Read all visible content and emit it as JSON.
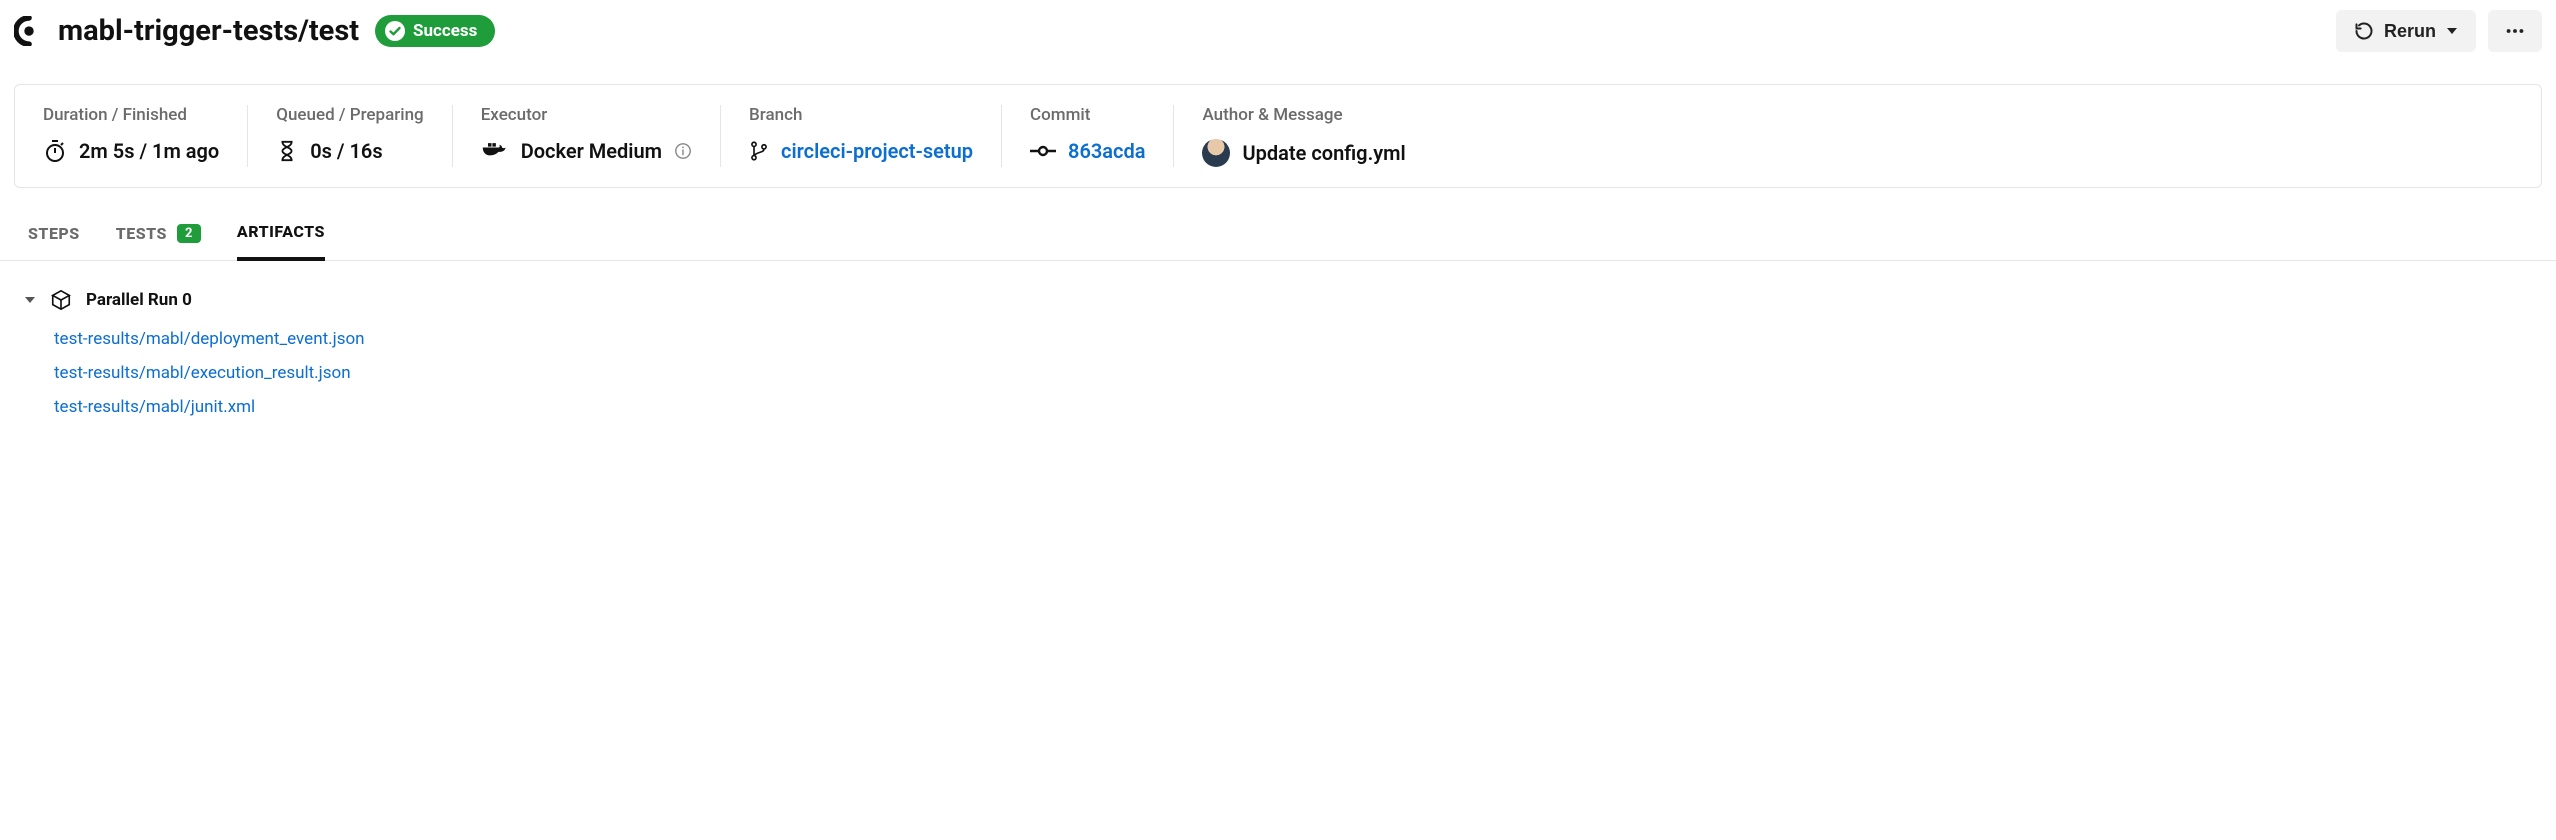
{
  "header": {
    "title": "mabl-trigger-tests/test",
    "status_label": "Success",
    "rerun_label": "Rerun"
  },
  "metrics": {
    "duration_label": "Duration / Finished",
    "duration_value": "2m 5s / 1m ago",
    "queued_label": "Queued / Preparing",
    "queued_value": "0s / 16s",
    "executor_label": "Executor",
    "executor_value": "Docker Medium",
    "branch_label": "Branch",
    "branch_value": "circleci-project-setup",
    "commit_label": "Commit",
    "commit_value": "863acda",
    "author_label": "Author & Message",
    "author_message": "Update config.yml"
  },
  "tabs": {
    "steps": "STEPS",
    "tests": "TESTS",
    "tests_count": "2",
    "artifacts": "ARTIFACTS"
  },
  "artifacts": {
    "group_title": "Parallel Run 0",
    "items": [
      "test-results/mabl/deployment_event.json",
      "test-results/mabl/execution_result.json",
      "test-results/mabl/junit.xml"
    ]
  }
}
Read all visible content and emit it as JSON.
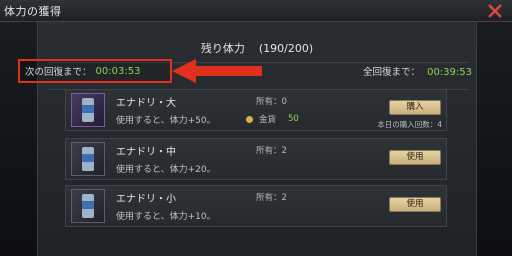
{
  "window": {
    "title": "体力の獲得"
  },
  "stamina": {
    "label": "残り体力",
    "value": "(190/200)"
  },
  "next_recovery": {
    "label": "次の回復まで：",
    "time": "00:03:53"
  },
  "full_recovery": {
    "label": "全回復まで：",
    "time": "00:39:53"
  },
  "items": [
    {
      "name": "エナドリ・大",
      "owned": "所有：0",
      "desc": "使用すると、体力+50。",
      "gold_label": "金貨",
      "gold_amount": "50",
      "button": "購入",
      "purchase_count": "本日の購入回数：4"
    },
    {
      "name": "エナドリ・中",
      "owned": "所有：2",
      "desc": "使用すると、体力+20。",
      "button": "使用"
    },
    {
      "name": "エナドリ・小",
      "owned": "所有：2",
      "desc": "使用すると、体力+10。",
      "button": "使用"
    }
  ],
  "colors": {
    "timer_green": "#8fd14f",
    "highlight_red": "#e0301e",
    "button_gold": "#d8c18f"
  },
  "icons": {
    "close": "close-icon",
    "arrow": "annotation-arrow",
    "coin": "coin-icon",
    "item": "energy-drink-icon"
  }
}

***

## WHAT IS BEING ASKED
Working from the lines above, reproduce the material exactly and exclude its pictures.

## EXERCISE RESPONSE
Read all visible content and emit it as JSON.
{
  "header": {
    "title": "mabl-trigger-tests/test",
    "status_label": "Success",
    "rerun_label": "Rerun"
  },
  "metrics": {
    "duration_label": "Duration / Finished",
    "duration_value": "2m 5s / 1m ago",
    "queued_label": "Queued / Preparing",
    "queued_value": "0s / 16s",
    "executor_label": "Executor",
    "executor_value": "Docker Medium",
    "branch_label": "Branch",
    "branch_value": "circleci-project-setup",
    "commit_label": "Commit",
    "commit_value": "863acda",
    "author_label": "Author & Message",
    "author_message": "Update config.yml"
  },
  "tabs": {
    "steps": "STEPS",
    "tests": "TESTS",
    "tests_count": "2",
    "artifacts": "ARTIFACTS"
  },
  "artifacts": {
    "group_title": "Parallel Run 0",
    "items": [
      "test-results/mabl/deployment_event.json",
      "test-results/mabl/execution_result.json",
      "test-results/mabl/junit.xml"
    ]
  }
}
Read all visible content and emit it as JSON.
{
  "window": {
    "title": "体力の獲得"
  },
  "stamina": {
    "label": "残り体力",
    "value": "(190/200)"
  },
  "next_recovery": {
    "label": "次の回復まで：",
    "time": "00:03:53"
  },
  "full_recovery": {
    "label": "全回復まで：",
    "time": "00:39:53"
  },
  "items": [
    {
      "name": "エナドリ・大",
      "owned": "所有：0",
      "desc": "使用すると、体力+50。",
      "gold_label": "金貨",
      "gold_amount": "50",
      "button": "購入",
      "purchase_count": "本日の購入回数：4"
    },
    {
      "name": "エナドリ・中",
      "owned": "所有：2",
      "desc": "使用すると、体力+20。",
      "button": "使用"
    },
    {
      "name": "エナドリ・小",
      "owned": "所有：2",
      "desc": "使用すると、体力+10。",
      "button": "使用"
    }
  ],
  "colors": {
    "timer_green": "#8fd14f",
    "highlight_red": "#e0301e",
    "button_gold": "#d8c18f"
  },
  "icons": {
    "close": "close-icon",
    "arrow": "annotation-arrow",
    "coin": "coin-icon",
    "item": "energy-drink-icon"
  }
}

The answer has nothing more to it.